Source records ->
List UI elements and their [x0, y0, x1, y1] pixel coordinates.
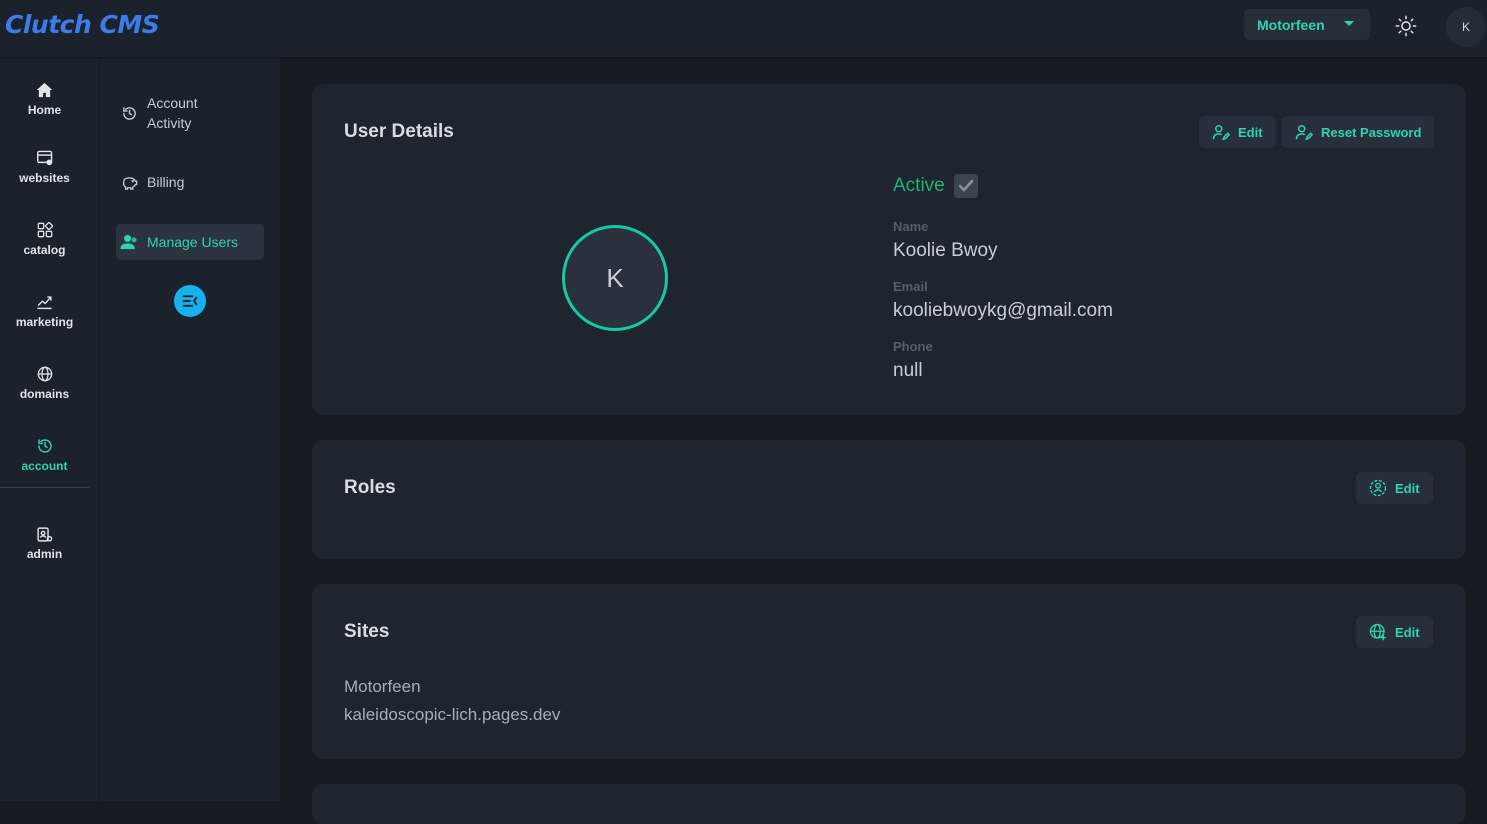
rail-item-label: websites — [19, 171, 70, 185]
globe-plus-icon — [1369, 623, 1387, 641]
edit-sites-button[interactable]: Edit — [1356, 616, 1433, 648]
user-details-card: User Details Edit Reset Password K Activ… — [312, 84, 1466, 415]
rail-item-websites[interactable]: websites — [0, 147, 89, 207]
user-avatar-button[interactable]: K — [1446, 7, 1486, 47]
history-icon — [116, 106, 142, 121]
role-badge-icon — [1369, 479, 1387, 497]
name-value: Koolie Bwoy — [893, 240, 998, 261]
subnav-item-billing[interactable]: Billing — [116, 171, 264, 193]
home-icon — [36, 79, 53, 101]
active-checkbox[interactable] — [953, 174, 978, 198]
edit-user-button[interactable]: Edit — [1199, 116, 1276, 148]
history-icon — [37, 435, 53, 457]
edit-user-icon — [1295, 124, 1313, 141]
marketing-icon — [36, 291, 53, 313]
catalog-icon — [37, 219, 53, 241]
user-status: Active — [893, 174, 978, 198]
subnav-item-label: Account Activity — [147, 95, 198, 131]
sites-card: Sites Edit Motorfeen kaleidoscopic-lich.… — [312, 584, 1466, 759]
avatar-initial: K — [1461, 20, 1470, 34]
theme-toggle-button[interactable] — [1391, 11, 1421, 41]
phone-value: null — [893, 360, 923, 381]
edit-roles-button[interactable]: Edit — [1356, 472, 1433, 504]
user-details-title: User Details — [344, 121, 454, 142]
reset-password-label: Reset Password — [1321, 124, 1422, 140]
name-label: Name — [893, 219, 929, 234]
sites-title: Sites — [344, 621, 390, 642]
subnav-item-label: Manage Users — [147, 234, 239, 250]
rail-item-catalog[interactable]: catalog — [0, 219, 89, 279]
next-card — [312, 784, 1466, 824]
site-domain: kaleidoscopic-lich.pages.dev — [344, 705, 561, 724]
rail-item-account[interactable]: account — [0, 435, 89, 495]
rail-item-marketing[interactable]: marketing — [0, 291, 89, 351]
subnav-item-manage-users[interactable]: Manage Users — [116, 224, 264, 260]
website-icon — [36, 147, 54, 169]
app-logo[interactable]: Clutch CMS — [5, 10, 160, 39]
site-select[interactable]: Motorfeen — [1244, 9, 1370, 40]
check-icon — [958, 179, 974, 192]
admin-icon — [36, 523, 53, 545]
site-name: Motorfeen — [344, 677, 421, 696]
avatar-initial: K — [606, 262, 624, 293]
status-label: Active — [893, 175, 945, 196]
rail-item-label: admin — [26, 547, 63, 561]
email-label: Email — [893, 279, 928, 294]
rail-item-domains[interactable]: domains — [0, 363, 89, 423]
main-nav-rail: Home websites catalog marketing domains … — [0, 59, 100, 801]
phone-label: Phone — [893, 339, 933, 354]
roles-card: Roles Edit — [312, 440, 1466, 559]
edit-label: Edit — [1238, 124, 1263, 140]
rail-item-label: account — [21, 459, 68, 473]
email-value: kooliebwoykg@gmail.com — [893, 300, 1113, 321]
site-select-value: Motorfeen — [1257, 16, 1325, 33]
roles-title: Roles — [344, 477, 396, 498]
collapse-subnav-button[interactable] — [174, 285, 206, 317]
top-bar: Clutch CMS Motorfeen K — [0, 0, 1487, 58]
sun-icon — [1395, 15, 1417, 37]
rail-item-label: Home — [27, 103, 62, 117]
reset-password-button[interactable]: Reset Password — [1282, 116, 1435, 148]
rail-divider — [0, 487, 89, 488]
edit-label: Edit — [1395, 624, 1420, 640]
piggy-bank-icon — [116, 175, 142, 190]
edit-label: Edit — [1395, 480, 1420, 496]
users-icon — [116, 234, 142, 250]
collapse-menu-icon — [182, 295, 198, 307]
user-avatar: K — [562, 225, 668, 331]
rail-item-label: domains — [19, 387, 70, 401]
account-subnav: Account Activity Billing Manage Users — [100, 59, 280, 801]
caret-down-icon — [1344, 21, 1354, 26]
edit-user-icon — [1212, 124, 1230, 141]
subnav-item-label: Billing — [147, 174, 185, 190]
rail-item-admin[interactable]: admin — [0, 523, 89, 583]
rail-item-label: catalog — [23, 243, 66, 257]
rail-item-label: marketing — [15, 315, 74, 329]
subnav-item-account-activity[interactable]: Account Activity — [116, 92, 264, 134]
globe-icon — [37, 363, 53, 385]
rail-item-home[interactable]: Home — [0, 79, 89, 139]
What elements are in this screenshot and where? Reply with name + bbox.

Instructions for the task -> Switch every "history-icon" in the lines above to "clock-icon", leaving everything else unchanged, and give all the lines again without the pictures.

Exercise output ->
List UI elements and their [x0, y0, x1, y1] pixel coordinates.
rail-item-label: websites — [19, 171, 70, 185]
globe-plus-icon — [1369, 623, 1387, 641]
edit-sites-button[interactable]: Edit — [1356, 616, 1433, 648]
user-details-card: User Details Edit Reset Password K Activ… — [312, 84, 1466, 415]
rail-item-websites[interactable]: websites — [0, 147, 89, 207]
user-avatar-button[interactable]: K — [1446, 7, 1486, 47]
clock-icon — [116, 106, 142, 121]
role-badge-icon — [1369, 479, 1387, 497]
name-value: Koolie Bwoy — [893, 240, 998, 261]
subnav-item-billing[interactable]: Billing — [116, 171, 264, 193]
home-icon — [36, 79, 53, 101]
active-checkbox[interactable] — [953, 174, 978, 198]
edit-user-button[interactable]: Edit — [1199, 116, 1276, 148]
clock-icon — [37, 435, 53, 457]
edit-user-icon — [1295, 124, 1313, 141]
marketing-icon — [36, 291, 53, 313]
catalog-icon — [37, 219, 53, 241]
user-status: Active — [893, 174, 978, 198]
subnav-item-label: Account Activity — [147, 95, 198, 131]
sites-card: Sites Edit Motorfeen kaleidoscopic-lich.… — [312, 584, 1466, 759]
avatar-initial: K — [1461, 20, 1470, 34]
theme-toggle-button[interactable] — [1391, 11, 1421, 41]
phone-value: null — [893, 360, 923, 381]
edit-roles-button[interactable]: Edit — [1356, 472, 1433, 504]
user-details-title: User Details — [344, 121, 454, 142]
reset-password-label: Reset Password — [1321, 124, 1422, 140]
name-label: Name — [893, 219, 929, 234]
sites-title: Sites — [344, 621, 390, 642]
subnav-item-label: Manage Users — [147, 234, 239, 250]
rail-item-catalog[interactable]: catalog — [0, 219, 89, 279]
next-card — [312, 784, 1466, 824]
site-domain: kaleidoscopic-lich.pages.dev — [344, 705, 561, 724]
rail-item-account[interactable]: account — [0, 435, 89, 495]
rail-item-marketing[interactable]: marketing — [0, 291, 89, 351]
subnav-item-manage-users[interactable]: Manage Users — [116, 224, 264, 260]
website-icon — [36, 147, 54, 169]
app-logo[interactable]: Clutch CMS — [5, 10, 160, 39]
site-select[interactable]: Motorfeen — [1244, 9, 1370, 40]
check-icon — [958, 179, 974, 192]
admin-icon — [36, 523, 53, 545]
site-name: Motorfeen — [344, 677, 421, 696]
avatar-initial: K — [606, 262, 624, 293]
status-label: Active — [893, 175, 945, 196]
rail-item-label: admin — [26, 547, 63, 561]
email-label: Email — [893, 279, 928, 294]
rail-item-domains[interactable]: domains — [0, 363, 89, 423]
main-nav-rail: Home websites catalog marketing domains … — [0, 59, 100, 801]
phone-label: Phone — [893, 339, 933, 354]
roles-card: Roles Edit — [312, 440, 1466, 559]
edit-label: Edit — [1238, 124, 1263, 140]
rail-item-label: account — [21, 459, 68, 473]
email-value: kooliebwoykg@gmail.com — [893, 300, 1113, 321]
site-select-value: Motorfeen — [1257, 16, 1325, 33]
roles-title: Roles — [344, 477, 396, 498]
collapse-subnav-button[interactable] — [174, 285, 206, 317]
top-bar: Clutch CMS Motorfeen K — [0, 0, 1487, 58]
sun-icon — [1395, 15, 1417, 37]
rail-item-label: Home — [27, 103, 62, 117]
reset-password-button[interactable]: Reset Password — [1282, 116, 1435, 148]
rail-divider — [0, 487, 89, 488]
edit-label: Edit — [1395, 624, 1420, 640]
piggy-bank-icon — [116, 175, 142, 190]
edit-label: Edit — [1395, 480, 1420, 496]
users-icon — [116, 234, 142, 250]
collapse-menu-icon — [182, 295, 198, 307]
user-avatar: K — [562, 225, 668, 331]
rail-item-label: domains — [19, 387, 70, 401]
account-subnav: Account Activity Billing Manage Users — [100, 59, 280, 801]
caret-down-icon — [1344, 21, 1354, 26]
edit-user-icon — [1212, 124, 1230, 141]
subnav-item-label: Billing — [147, 174, 185, 190]
rail-item-admin[interactable]: admin — [0, 523, 89, 583]
rail-item-label: catalog — [23, 243, 66, 257]
rail-item-label: marketing — [15, 315, 74, 329]
subnav-item-account-activity[interactable]: Account Activity — [116, 92, 264, 134]
globe-icon — [37, 363, 53, 385]
rail-item-home[interactable]: Home — [0, 79, 89, 139]
What elements are in this screenshot and where? Reply with name + bbox.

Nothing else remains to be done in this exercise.